# DATA SECTION start

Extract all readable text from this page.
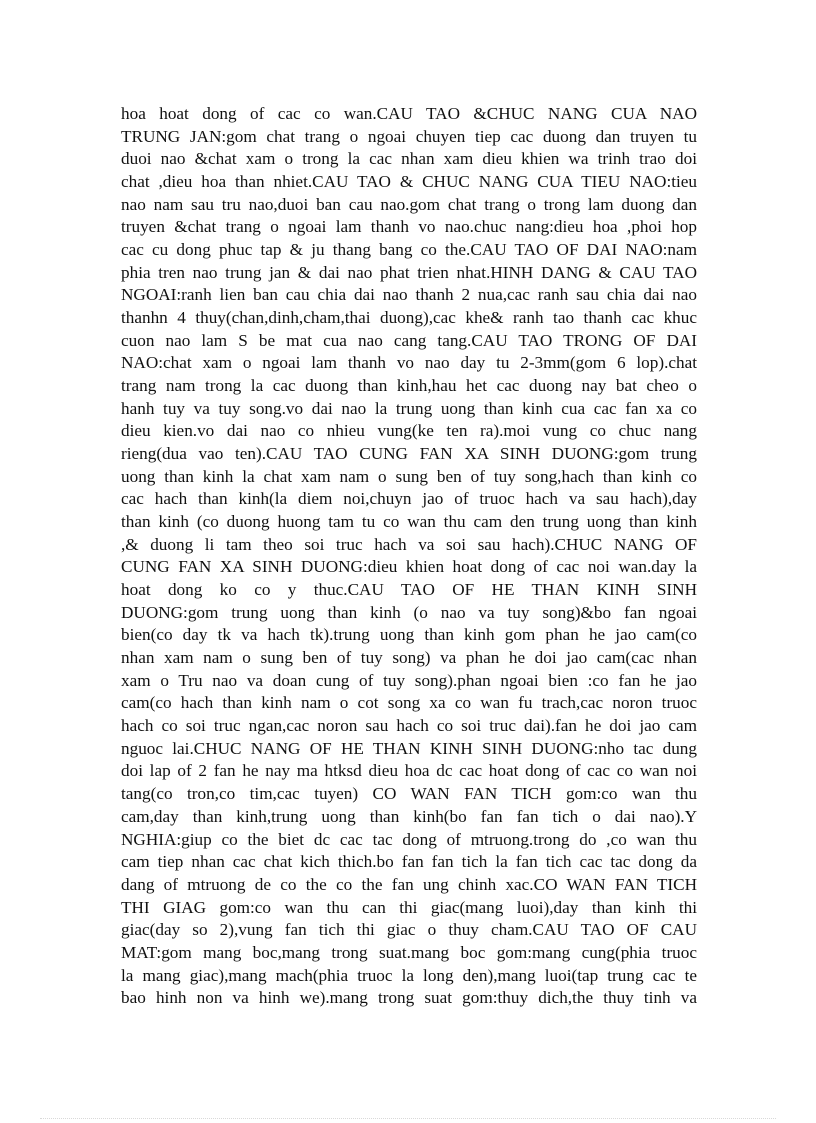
hoa hoat dong of cac co wan.CAU TAO &CHUC NANG CUA NAO
TRUNG JAN:gom chat trang o ngoai chuyen tiep cac duong dan truyen tu
duoi nao &chat xam o trong la cac nhan xam dieu khien wa trinh trao doi
chat ,dieu hoa than nhiet.CAU TAO & CHUC NANG CUA TIEU NAO:tieu
nao nam sau tru nao,duoi ban cau nao.gom chat trang o trong lam duong dan
truyen &chat trang o ngoai lam thanh vo nao.chuc nang:dieu hoa ,phoi hop
cac cu dong phuc tap & ju thang bang co the.CAU TAO OF DAI NAO:nam
phia tren nao trung jan & dai nao phat trien nhat.HINH DANG & CAU TAO
NGOAI:ranh lien ban cau chia dai nao thanh 2 nua,cac ranh sau chia dai nao
thanhn 4 thuy(chan,dinh,cham,thai duong),cac khe& ranh tao thanh cac khuc
cuon nao lam S be mat cua nao cang tang.CAU TAO TRONG OF DAI
NAO:chat xam o ngoai lam thanh vo nao day tu 2-3mm(gom 6 lop).chat
trang nam trong la cac duong than kinh,hau het cac duong nay bat cheo o
hanh tuy va tuy song.vo dai nao la trung uong than kinh cua cac fan xa co
dieu kien.vo dai nao co nhieu vung(ke ten ra).moi vung co chuc nang
rieng(dua vao ten).CAU TAO CUNG FAN XA SINH DUONG:gom trung
uong than kinh la chat xam nam o sung ben of tuy song,hach than kinh co
cac hach than kinh(la diem noi,chuyn jao of truoc hach va sau hach),day
than kinh (co duong huong tam tu co wan thu cam den trung uong than kinh
,& duong li tam theo soi truc hach va soi sau hach).CHUC NANG OF
CUNG FAN XA SINH DUONG:dieu khien hoat dong of cac noi wan.day la
hoat dong ko co y thuc.CAU TAO OF HE THAN KINH SINH
DUONG:gom trung uong than kinh (o nao va tuy song)&bo fan ngoai
bien(co day tk va hach tk).trung uong than kinh gom phan he jao cam(co
nhan xam nam o sung ben of tuy song) va phan he doi jao cam(cac nhan
xam o Tru nao va doan cung of tuy song).phan ngoai bien :co fan he jao
cam(co hach than kinh nam o cot song xa co wan fu trach,cac noron truoc
hach co soi truc ngan,cac noron sau hach co soi truc dai).fan he doi jao cam
nguoc lai.CHUC NANG OF HE THAN KINH SINH DUONG:nho tac dung
doi lap of 2 fan he nay ma htksd dieu hoa dc cac hoat dong of cac co wan noi
tang(co tron,co tim,cac tuyen) CO WAN FAN TICH gom:co wan thu
cam,day than kinh,trung uong than kinh(bo fan fan tich o dai nao).Y
NGHIA:giup co the biet dc cac tac dong of mtruong.trong do ,co wan thu
cam tiep nhan cac chat kich thich.bo fan fan tich la fan tich cac tac dong da
dang of mtruong de co the co the fan ung chinh xac.CO WAN FAN TICH
THI GIAG gom:co wan thu can thi giac(mang luoi),day than kinh thi
giac(day so 2),vung fan tich thi giac o thuy cham.CAU TAO OF CAU
MAT:gom mang boc,mang trong suat.mang boc gom:mang cung(phia truoc
la mang giac),mang mach(phia truoc la long den),mang luoi(tap trung cac te
bao hinh non va hinh we).mang trong suat gom:thuy dich,the thuy tinh va
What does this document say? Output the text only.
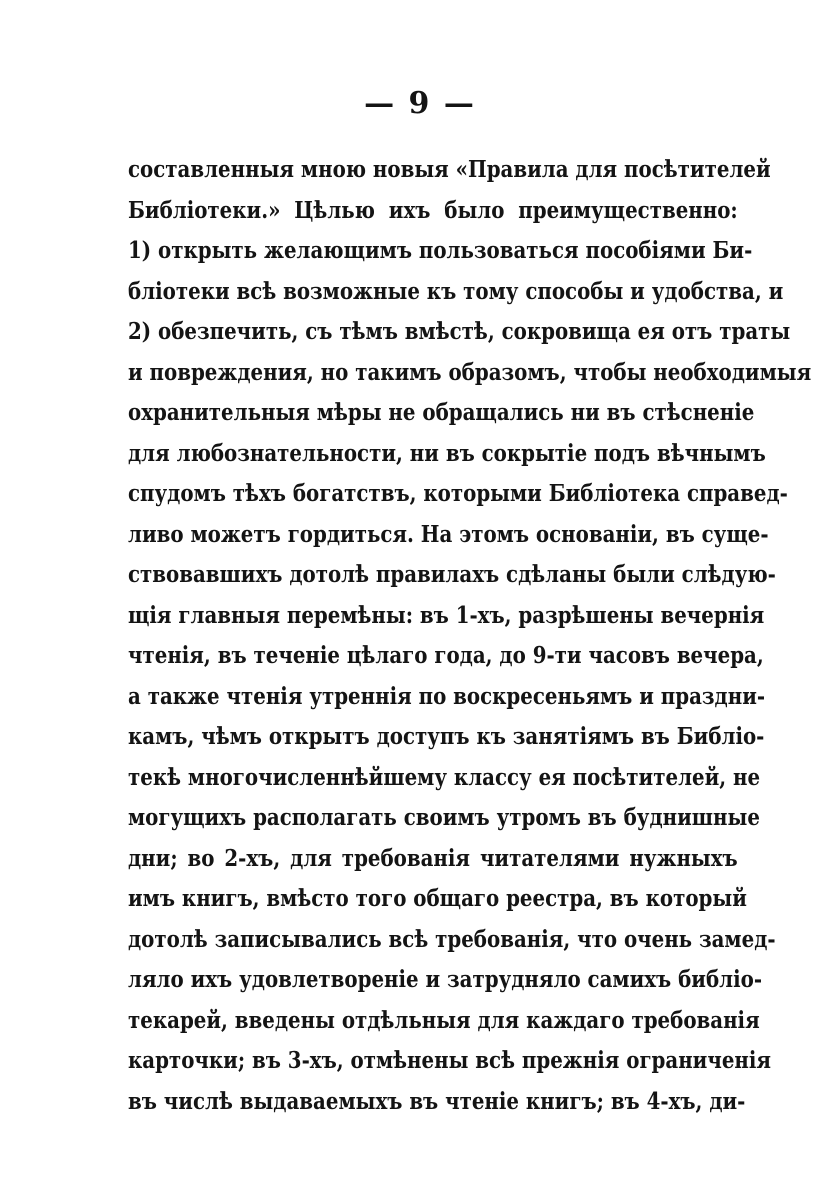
— 9 —
составленныя мною новыя «Правила для посѣтителей
Библіотеки.» Цѣлью ихъ было преимущественно:
1) открыть желающимъ пользоваться пособіями Би-
бліотеки всѣ возможные къ тому способы и удобства, и
2) обезпечить, съ тѣмъ вмѣстѣ, сокровища ея отъ траты
и повреждения, но такимъ образомъ, чтобы необходимыя
охранительныя мѣры не обращались ни въ стѣсненіе
для любознательности, ни въ сокрытіе подъ вѣчнымъ
спудомъ тѣхъ богатствъ, которыми Библіотека справед-
ливо можетъ гордиться. На этомъ основаніи, въ суще-
ствовавшихъ дотолѣ правилахъ сдѣланы были слѣдую-
щія главныя перемѣны: въ 1-хъ, разрѣшены вечернія
чтенія, въ теченіе цѣлаго года, до 9-ти часовъ вечера,
а также чтенія утреннія по воскресеньямъ и праздни-
камъ, чѣмъ открытъ доступъ къ занятіямъ въ Библіо-
текѣ многочисленнѣйшему классу ея посѣтителей, не
могущихъ располагать своимъ утромъ въ буднишные
дни; во 2-хъ, для требованія читателями нужныхъ
имъ книгъ, вмѣсто того общаго реестра, въ который
дотолѣ записывались всѣ требованія, что очень замед-
ляло ихъ удовлетвореніе и затрудняло самихъ библіо-
текарей, введены отдѣльныя для каждаго требованія
карточки; въ 3-хъ, отмѣнены всѣ прежнія ограниченія
въ числѣ выдаваемыхъ въ чтеніе книгъ; въ 4-хъ, ди-
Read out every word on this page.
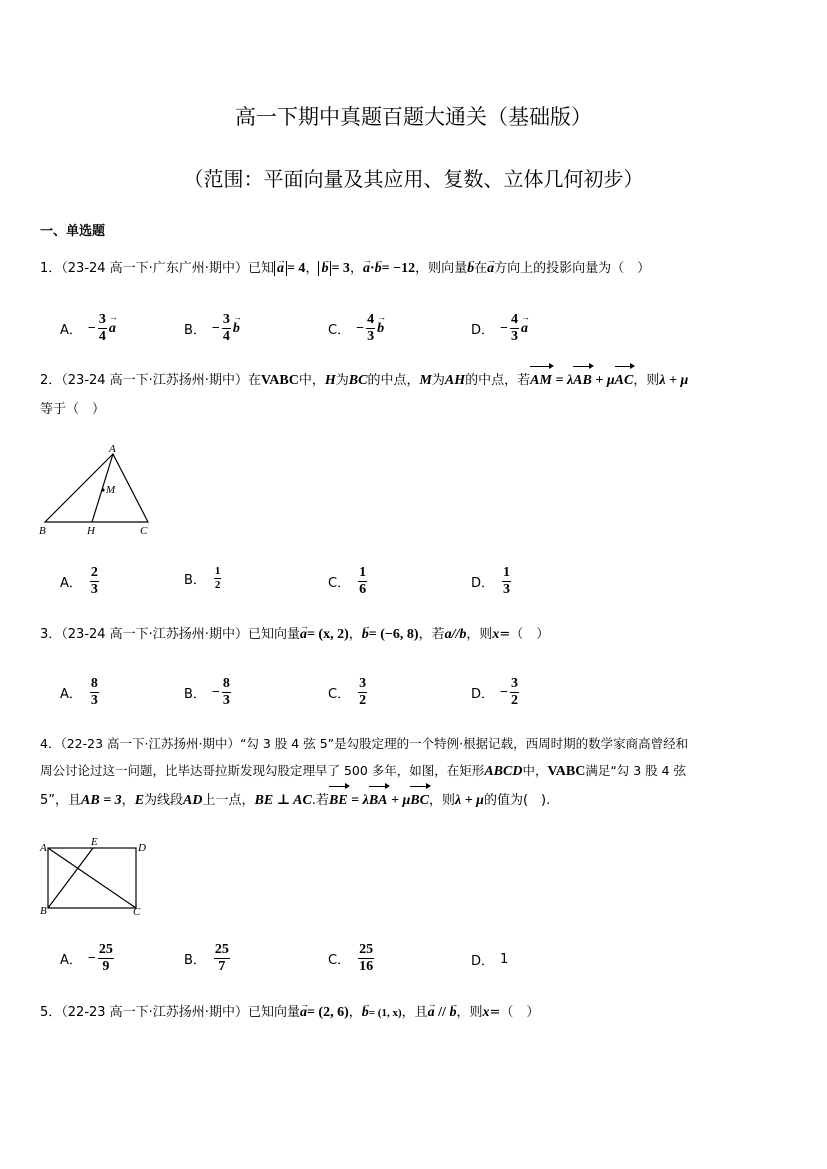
高一下期中真题百题大通关（基础版）
（范围：平面向量及其应用、复数、立体几何初步）
一、单选题
1．（23-24 高一下·广东广州·期中）已知 → a = 4， → b = 3，→ a·→ b= −12，则向量→ b在→ a方向上的投影向量为（　）
A． − $\frac{3}{4} \to a$	B． − $\frac{3}{4} \to b$	C． − $\frac{4}{3} \to b$	D． − $\frac{4}{3} \to a$
2．（23-24 高一下·江苏扬州·期中）在VABC中，H为BC的中点，M为AH的中点，若AM = λAB + μAC，则λ + μ
等于（　）
A
M
B	H	C
A． $\frac{2}{3}$	B． $\frac{1}{2}$	C． $\frac{1}{6}$	D． $\frac{1}{3}$
3．（23-24 高一下·江苏扬州·期中）已知向量→ a= (x, 2)，→ b= (−6, 8)，若a//b，则x=（　）
A． $\frac{8}{3}$	B． − $\frac{8}{3}$	C． $\frac{3}{2}$	D． − $\frac{3}{2}$
4．（22-23 高一下·江苏扬州·期中）“勾 3 股 4 弦 5”是勾股定理的一个特例·根据记载，西周时期的数学家商高曾经和
周公讨论过这一问题，比毕达哥拉斯发现勾股定理早了 500 多年，如图，在矩形ABCD中，VABC满足“勾 3 股 4 弦
5”，且AB = 3，E为线段AD上一点，BE ⊥ AC.若BE = λBA + μBC，则λ + μ的值为(　).
A	E	D
B	C
A． − $\frac{25}{9}$	B． $\frac{25}{7}$	C． $\frac{25}{16}$	D． 1
5．（22-23 高一下·江苏扬州·期中）已知向量→ a= (2, 6)，→ b= (1, x)，且→ a // → b，则x=（　）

# DATA SECTION end

Out of the preceding entries, pull every line containing the string "hoat".

hoa hoat dong of cac co wan.CAU TAO &CHUC NANG CUA NAO
CUNG FAN XA SINH DUONG:dieu khien hoat dong of cac noi wan.day la
hoat dong ko co y thuc.CAU TAO OF HE THAN KINH SINH
doi lap of 2 fan he nay ma htksd dieu hoa dc cac hoat dong of cac co wan noi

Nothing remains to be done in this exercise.